_Written problem:_ In the material below, find all lines with the string "미디애비뉴" and copy them.

(Collected data entries)
- - - - - - -

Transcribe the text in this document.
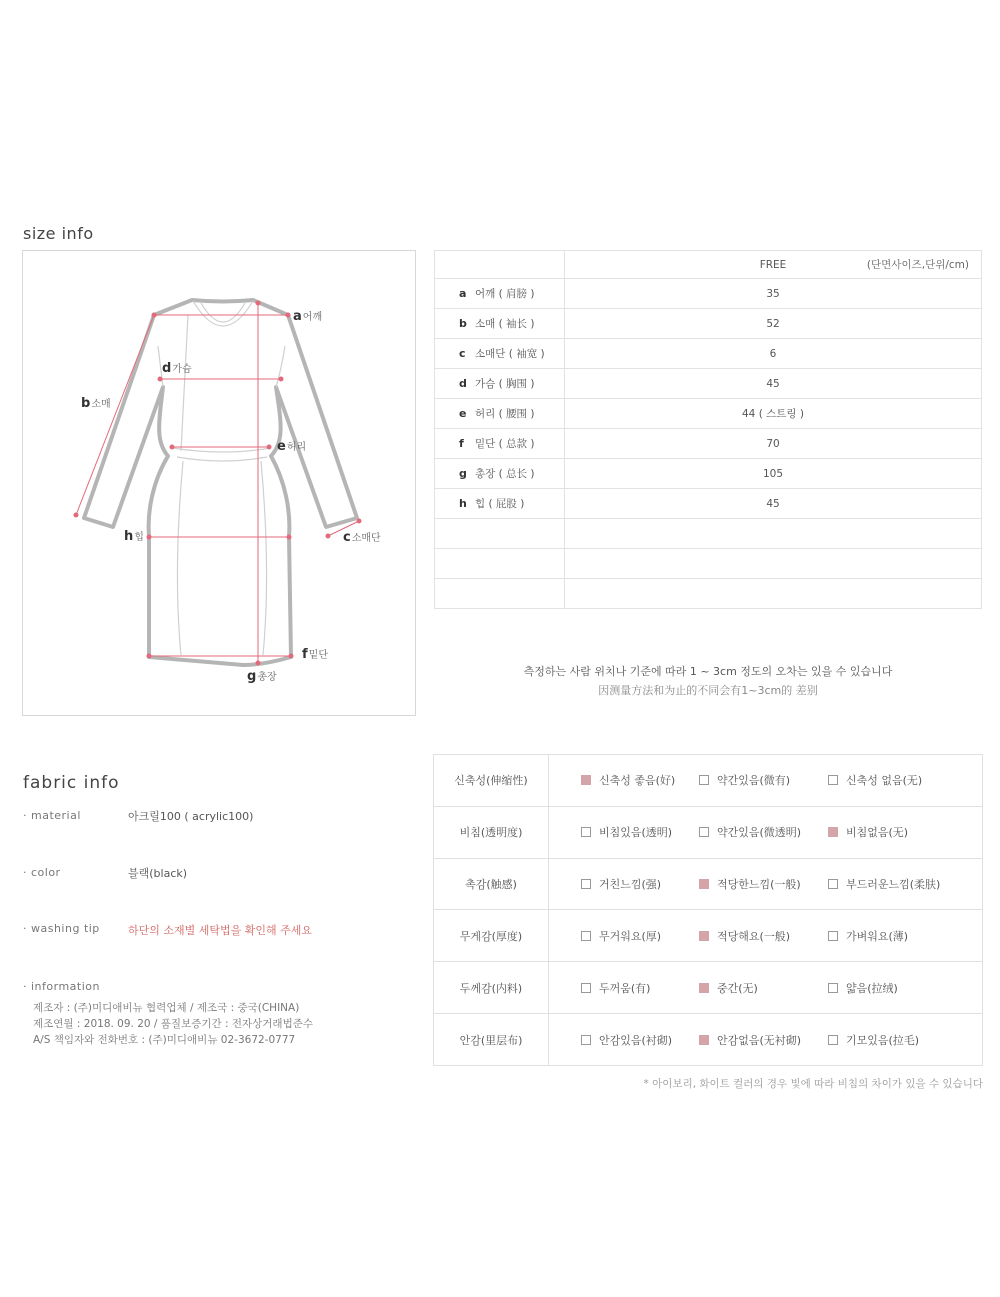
size info
a어깨
b소매
c소매단
d가슴
e허리
f밑단
g총장
h힙
	FREE (단면사이즈,단위/cm)

a 어깨 ( 肩膀 )	35
b 소매 ( 袖长 )	52
c 소매단 ( 袖宽 )	6
d 가슴 ( 胸围 )	45
e 허리 ( 腰围 )	44 ( 스트링 )
f 밑단 ( 总款 )	70
g 총장 ( 总长 )	105
h 힙 ( 屁股 )	45

측정하는 사람 위치나 기준에 따라 1 ~ 3cm 정도의 오차는 있을 수 있습니다
因测量方法和为止的不同会有1~3cm的 差别
fabric info
· material	아크릴100 ( acrylic100)
· color	블랙(black)
· washing tip	하단의 소재별 세탁법을 확인해 주세요
· information
제조자 : (주)미디애비뉴 협력업체 / 제조국 : 중국(CHINA)
제조연월 : 2018. 09. 20 / 품질보증기간 : 전자상거래법준수
A/S 책임자와 전화번호 : (주)미디애비뉴 02-3672-0777
신축성(伸缩性)	신축성 좋음(好) 약간있음(微有) 신축성 없음(无)

비침(透明度)	비침있음(透明) 약간있음(微透明) 비침없음(无)

촉감(触感)	거친느낌(强) 적당한느낌(一般) 부드러운느낌(柔肤)

무게감(厚度)	무거워요(厚) 적당해요(一般) 가벼워요(薄)

두께감(内料)	두꺼움(有) 중간(无) 얇음(拉绒)

안감(里层布)	안감있음(衬砌) 안감없음(无衬砌) 기모있음(拉毛)
* 아이보리, 화이트 컬러의 경우 빛에 따라 비침의 차이가 있을 수 있습니다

- - - - - - -

_Complete response:_
제조자 : (주)미디애비뉴 협력업체 / 제조국 : 중국(CHINA)
A/S 책임자와 전화번호 : (주)미디애비뉴 02-3672-0777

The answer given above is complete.